EXERCISE PROMPT:
Put every line of the spatial layout data into a numbered list, dropping any blank lines. Leave the pictures out of your answer.

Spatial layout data
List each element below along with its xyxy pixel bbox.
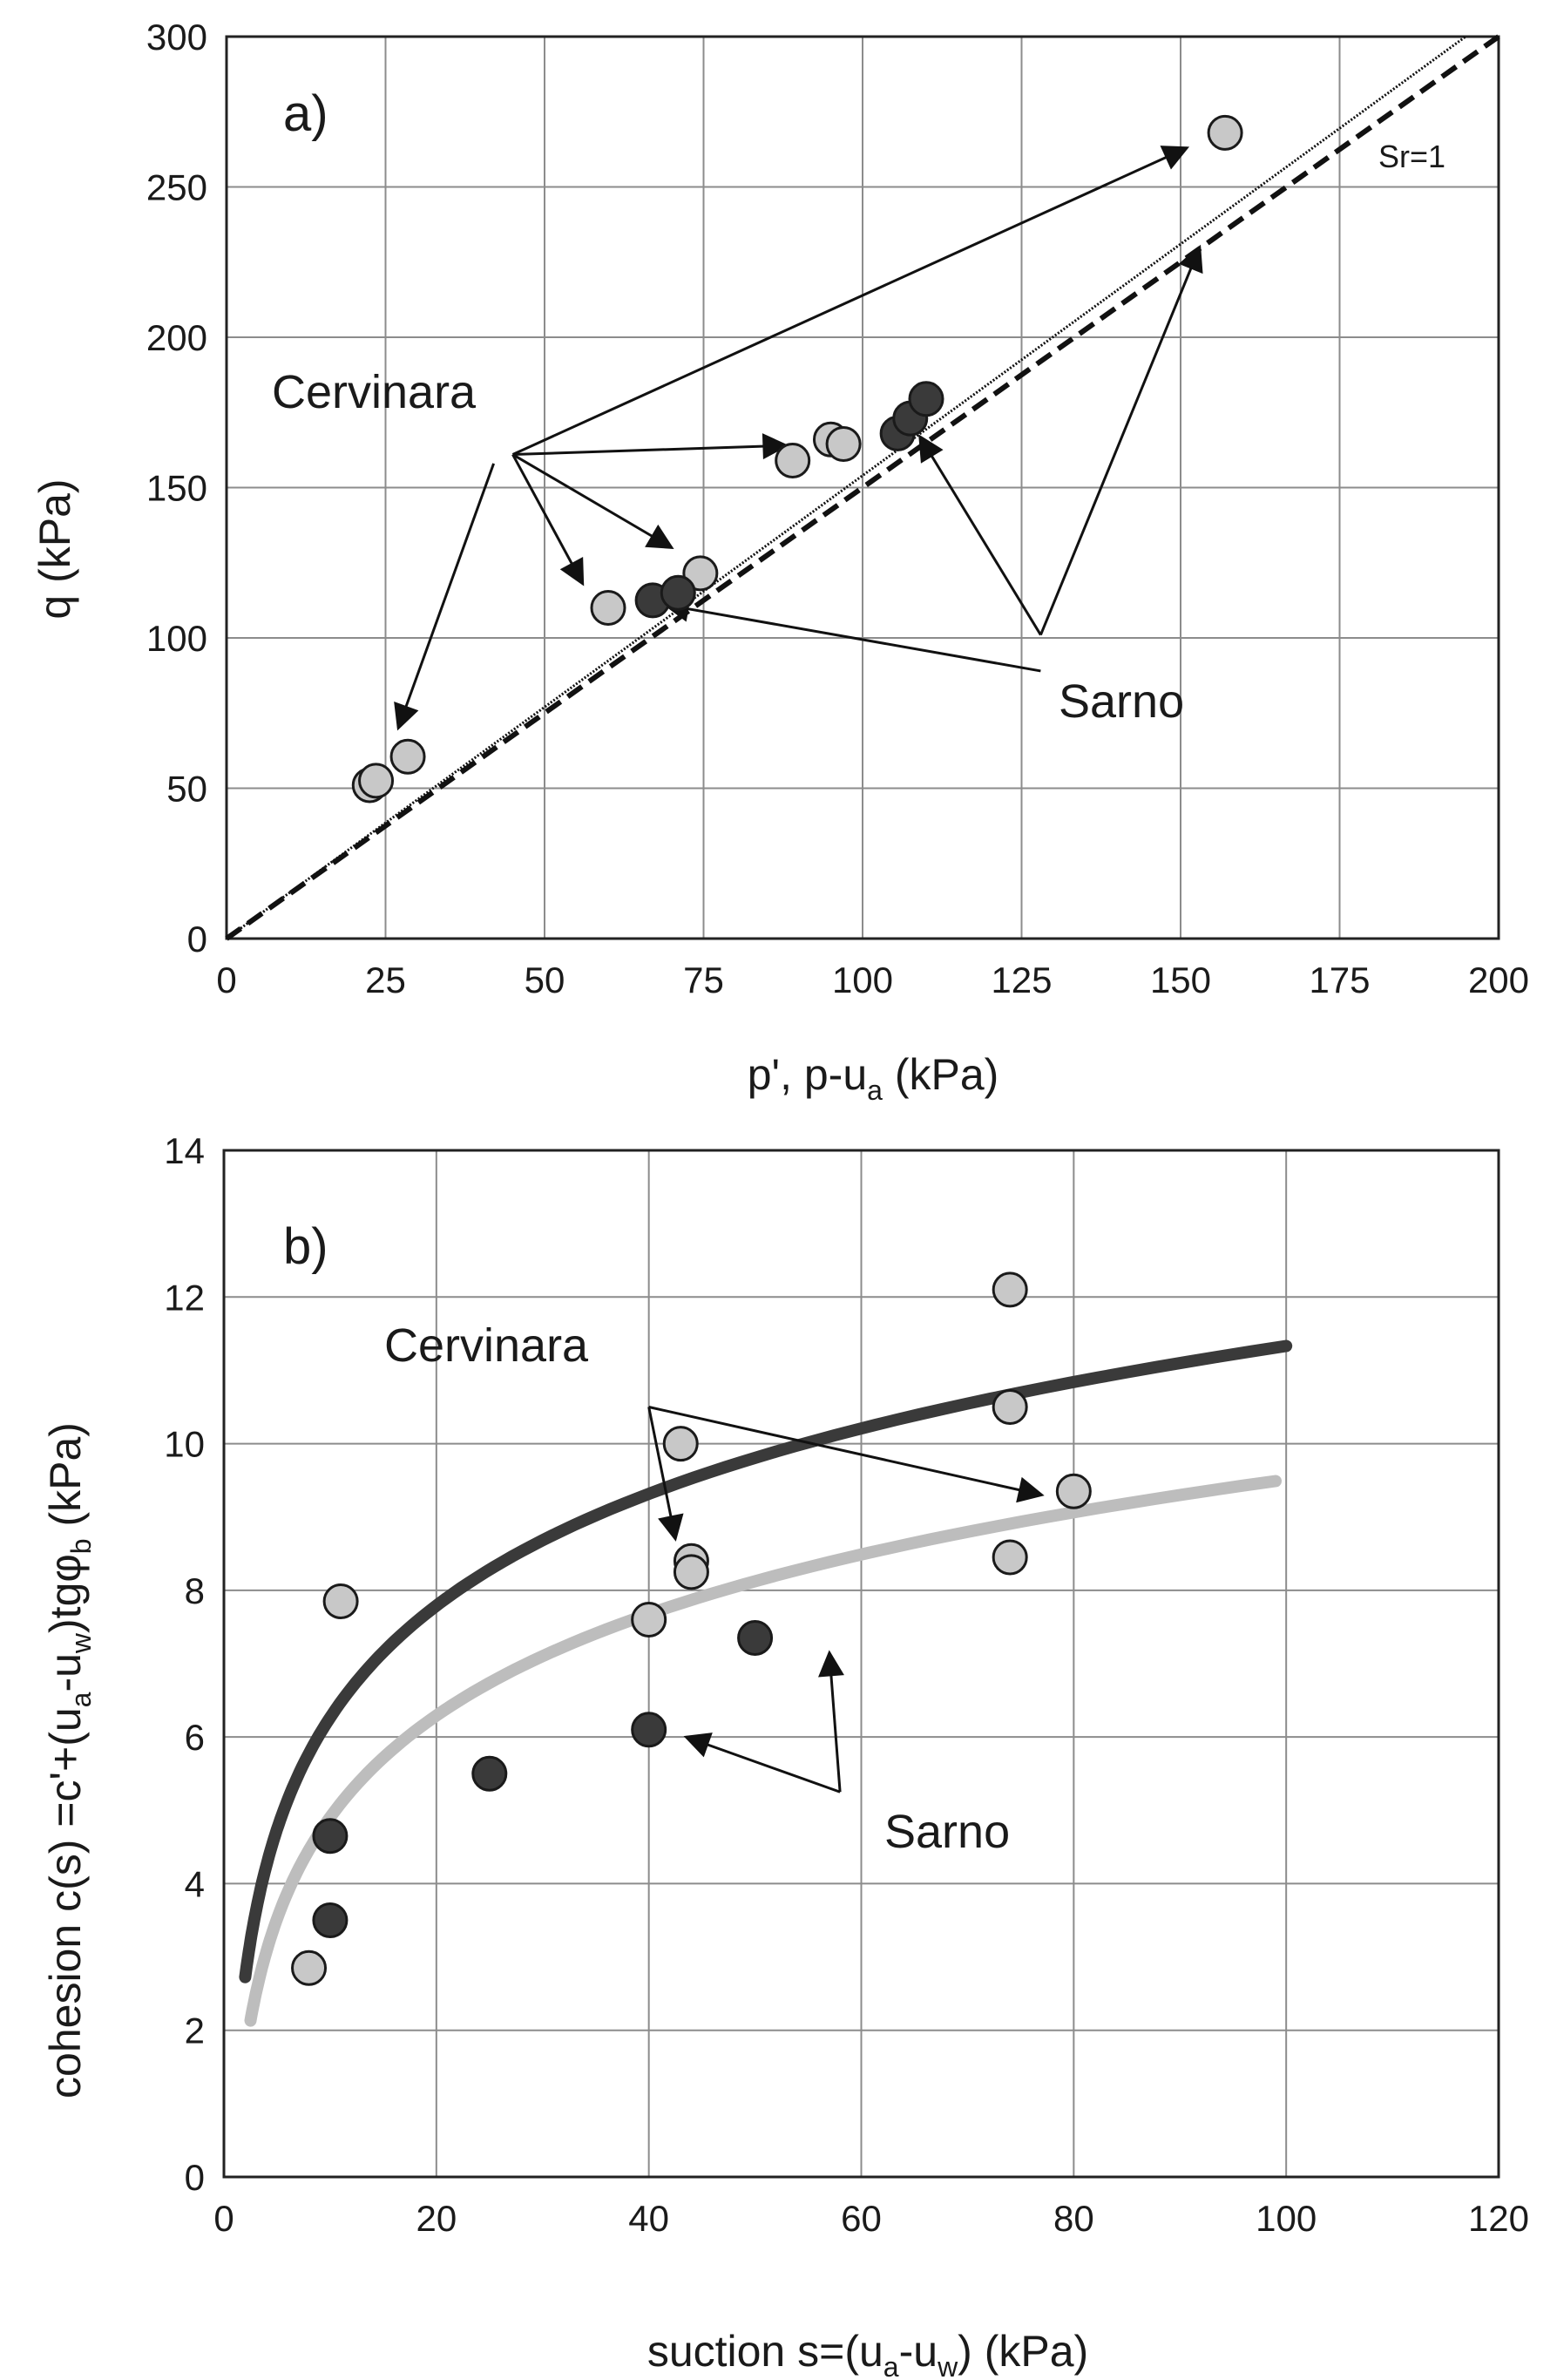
point-cervinara [673, 1554, 709, 1590]
x-tick-label: 80 [1053, 2198, 1094, 2239]
panel-b-cervinara-label: Cervinara [384, 1319, 589, 1372]
point-sarno [631, 1712, 667, 1748]
panel-a-arrows [394, 146, 1203, 731]
point-cervinara [992, 1389, 1028, 1425]
point-cervinara [631, 1602, 667, 1638]
fit-curve-cervinara-fit [239, 1339, 1293, 1983]
annotation-arrow [662, 595, 1041, 673]
point-cervinara [358, 763, 395, 799]
plot-frame [225, 35, 1500, 940]
panel-b-arrows [647, 1406, 1045, 1793]
y-tick-label: 50 [166, 769, 207, 810]
y-tick-label: 250 [146, 167, 207, 208]
panel-a-tick-labels: 0 25 50 75 100 125 150 175 200 0 50 100 150 200 250 300 [146, 17, 1529, 1000]
x-tick-label: 0 [213, 2198, 234, 2239]
y-tick-label: 10 [164, 1424, 205, 1465]
point-cervinara [825, 425, 862, 462]
annotation-arrow [648, 1406, 1045, 1503]
point-sarno [312, 1818, 349, 1855]
point-sarno [737, 1620, 774, 1657]
point-cervinara [291, 1949, 328, 1986]
point-cervinara [682, 555, 719, 592]
annotation-arrow [683, 1732, 841, 1793]
panel-a-sarno-label: Sarno [1059, 675, 1184, 728]
panel-a: 0 25 50 75 100 125 150 175 200 0 50 100 150 200 250 300… [30, 17, 1529, 1106]
x-tick-label: 60 [841, 2198, 882, 2239]
panel-a-xlabel: p', p-ua (kPa) [748, 1050, 999, 1106]
point-cervinara [992, 1271, 1028, 1308]
annotation-arrow [1039, 244, 1203, 636]
panel-b-points [291, 1271, 1092, 1986]
annotation-arrow [647, 1407, 684, 1542]
annotation-arrow [512, 433, 789, 460]
panel-b-tick-labels: 0 20 40 60 80 100 120 0 2 4 6 8 10 12 14 [164, 1130, 1529, 2239]
x-tick-label: 40 [628, 2198, 669, 2239]
annotation-arrow [511, 453, 585, 587]
point-sarno [312, 1902, 349, 1938]
panel-a-tag: a) [283, 85, 328, 142]
x-tick-label: 200 [1468, 959, 1529, 1000]
panel-a-points [351, 114, 1243, 804]
fit-curve-sarno-fit [244, 1475, 1282, 2027]
x-tick-label: 75 [683, 959, 724, 1000]
point-cervinara [322, 1583, 359, 1619]
annotation-arrow [918, 434, 1042, 636]
annotation-arrow [818, 1650, 844, 1793]
panel-b-sarno-label: Sarno [884, 1806, 1010, 1858]
x-tick-label: 50 [525, 959, 565, 1000]
panel-a-ylabel: q (kPa) [30, 478, 79, 619]
y-tick-label: 8 [185, 1570, 205, 1611]
x-tick-label: 125 [991, 959, 1052, 1000]
x-tick-label: 20 [416, 2198, 457, 2239]
panel-a-grid [225, 35, 1500, 940]
panel-a-reference-lines [225, 34, 1500, 941]
x-tick-label: 100 [1256, 2198, 1317, 2239]
x-tick-label: 150 [1150, 959, 1211, 1000]
point-cervinara [662, 1426, 699, 1462]
annotation-arrow [511, 146, 1190, 456]
y-tick-label: 14 [164, 1130, 205, 1171]
panel-b-fit-curves [239, 1339, 1293, 2027]
y-tick-label: 100 [146, 618, 207, 659]
point-cervinara [992, 1539, 1028, 1576]
panel-b-ylabel: cohesion c(s) =c'+(ua-uw)tgφb (kPa) [41, 1422, 97, 2099]
point-cervinara [389, 738, 426, 775]
plot-frame [222, 1149, 1500, 2179]
y-tick-label: 0 [185, 2157, 205, 2198]
point-sarno [660, 574, 696, 611]
point-cervinara [1055, 1473, 1092, 1509]
y-tick-label: 0 [187, 919, 207, 959]
point-cervinara [1207, 114, 1243, 151]
point-cervinara [775, 442, 811, 478]
point-sarno [471, 1755, 508, 1792]
panel-b-grid [222, 1149, 1500, 2179]
y-tick-label: 12 [164, 1277, 205, 1318]
y-tick-label: 2 [185, 2010, 205, 2051]
point-sarno [908, 381, 944, 417]
y-tick-label: 300 [146, 17, 207, 58]
y-tick-label: 200 [146, 317, 207, 358]
x-tick-label: 100 [832, 959, 893, 1000]
panel-b-tag: b) [283, 1218, 328, 1275]
y-tick-label: 4 [185, 1863, 205, 1904]
panel-a-cervinara-label: Cervinara [272, 366, 477, 418]
x-tick-label: 175 [1309, 959, 1370, 1000]
panel-b-xlabel: suction s=(ua-uw) (kPa) [647, 2327, 1088, 2380]
x-tick-label: 0 [216, 959, 236, 1000]
y-tick-label: 6 [185, 1717, 205, 1758]
panel-a-sr-label: Sr=1 [1378, 139, 1445, 174]
annotation-arrow [394, 463, 496, 731]
x-tick-label: 120 [1468, 2198, 1529, 2239]
y-tick-label: 150 [146, 468, 207, 509]
reference-line-solid-fit [226, 35, 1466, 940]
point-cervinara [590, 590, 626, 626]
x-tick-label: 25 [365, 959, 406, 1000]
annotation-arrow [511, 453, 674, 550]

RESPONSE:
1. List each element below along with its xyxy pixel bbox.
2. point-cervinara [673, 1554, 709, 1590]
3. x-tick-label: 80 [1053, 2198, 1094, 2239]
4. panel-b-cervinara-label: Cervinara [384, 1319, 589, 1372]
5. point-sarno [631, 1712, 667, 1748]
6. panel-a-arrows [394, 146, 1203, 731]
7. point-cervinara [992, 1389, 1028, 1425]
8. point-cervinara [631, 1602, 667, 1638]
9. fit-curve-cervinara-fit [239, 1339, 1293, 1983]
10. annotation-arrow [662, 595, 1041, 673]
11. point-cervinara [358, 763, 395, 799]
12. plot-frame [225, 35, 1500, 940]
13. panel-b-arrows [647, 1406, 1045, 1793]
14. y-tick-label: 50 [166, 769, 207, 810]
15. y-tick-label: 250 [146, 167, 207, 208]
16. panel-a-tick-labels: 0 25 50 75 100 125 150 175 200 0 50 100 150 200 250 300 [146, 17, 1529, 1000]
17. x-tick-label: 0 [213, 2198, 234, 2239]
18. y-tick-label: 10 [164, 1424, 205, 1465]
19. point-cervinara [825, 425, 862, 462]
20. annotation-arrow [648, 1406, 1045, 1503]
21. point-sarno [312, 1818, 349, 1855]
22. point-sarno [737, 1620, 774, 1657]
23. point-cervinara [291, 1949, 328, 1986]
24. point-cervinara [682, 555, 719, 592]
25. annotation-arrow [683, 1732, 841, 1793]
26. panel-a-sarno-label: Sarno [1059, 675, 1184, 728]
27. panel-a: 0 25 50 75 100 125 150 175 200 0 50 100 150 200 250 300… [30, 17, 1529, 1106]
28. x-tick-label: 60 [841, 2198, 882, 2239]
29. panel-a-xlabel: p', p-ua (kPa) [748, 1050, 999, 1106]
30. point-cervinara [992, 1271, 1028, 1308]
31. annotation-arrow [1039, 244, 1203, 636]
32. panel-b-points [291, 1271, 1092, 1986]
33. annotation-arrow [647, 1407, 684, 1542]
34. annotation-arrow [512, 433, 789, 460]
35. panel-b-tick-labels: 0 20 40 60 80 100 120 0 2 4 6 8 10 12 14 [164, 1130, 1529, 2239]
36. x-tick-label: 40 [628, 2198, 669, 2239]
37. annotation-arrow [511, 453, 585, 587]
38. point-sarno [312, 1902, 349, 1938]
39. panel-a-tag: a) [283, 85, 328, 142]
40. x-tick-label: 200 [1468, 959, 1529, 1000]
41. panel-a-points [351, 114, 1243, 804]
42. fit-curve-sarno-fit [244, 1475, 1282, 2027]
43. x-tick-label: 75 [683, 959, 724, 1000]
44. point-cervinara [322, 1583, 359, 1619]
45. annotation-arrow [918, 434, 1042, 636]
46. annotation-arrow [818, 1650, 844, 1793]
47. panel-b-sarno-label: Sarno [884, 1806, 1010, 1858]
48. x-tick-label: 50 [525, 959, 565, 1000]
49. panel-a-ylabel: q (kPa) [30, 478, 79, 619]
50. y-tick-label: 8 [185, 1570, 205, 1611]
51. x-tick-label: 125 [991, 959, 1052, 1000]
52. x-tick-label: 20 [416, 2198, 457, 2239]
53. panel-a-grid [225, 35, 1500, 940]
54. panel-a-reference-lines [225, 34, 1500, 941]
55. x-tick-label: 100 [1256, 2198, 1317, 2239]
56. x-tick-label: 150 [1150, 959, 1211, 1000]
57. point-cervinara [662, 1426, 699, 1462]
58. annotation-arrow [511, 146, 1190, 456]
59. y-tick-label: 14 [164, 1130, 205, 1171]
60. panel-b-fit-curves [239, 1339, 1293, 2027]
61. y-tick-label: 100 [146, 618, 207, 659]
62. point-cervinara [992, 1539, 1028, 1576]
63. panel-b-ylabel: cohesion c(s) =c'+(ua-uw)tgφb (kPa) [41, 1422, 97, 2099]
64. point-cervinara [389, 738, 426, 775]
65. plot-frame [222, 1149, 1500, 2179]
66. y-tick-label: 0 [185, 2157, 205, 2198]
67. point-sarno [660, 574, 696, 611]
68. point-cervinara [1055, 1473, 1092, 1509]
69. y-tick-label: 0 [187, 919, 207, 959]
70. point-cervinara [1207, 114, 1243, 151]
71. point-cervinara [775, 442, 811, 478]
72. point-sarno [471, 1755, 508, 1792]
73. panel-b-grid [222, 1149, 1500, 2179]
74. y-tick-label: 12 [164, 1277, 205, 1318]
75. y-tick-label: 2 [185, 2010, 205, 2051]
76. point-sarno [908, 381, 944, 417]
77. y-tick-label: 300 [146, 17, 207, 58]
78. y-tick-label: 200 [146, 317, 207, 358]
79. x-tick-label: 100 [832, 959, 893, 1000]
80. panel-b-tag: b) [283, 1218, 328, 1275]
81. y-tick-label: 4 [185, 1863, 205, 1904]
82. panel-a-cervinara-label: Cervinara [272, 366, 477, 418]
83. x-tick-label: 175 [1309, 959, 1370, 1000]
84. panel-b-xlabel: suction s=(ua-uw) (kPa) [647, 2327, 1088, 2380]
85. x-tick-label: 0 [216, 959, 236, 1000]
86. y-tick-label: 6 [185, 1717, 205, 1758]
87. panel-a-sr-label: Sr=1 [1378, 139, 1445, 174]
88. annotation-arrow [394, 463, 496, 731]
89. x-tick-label: 120 [1468, 2198, 1529, 2239]
90. y-tick-label: 150 [146, 468, 207, 509]
91. reference-line-solid-fit [226, 35, 1466, 940]
92. point-cervinara [590, 590, 626, 626]
93. x-tick-label: 25 [365, 959, 406, 1000]
94. annotation-arrow [511, 453, 674, 550]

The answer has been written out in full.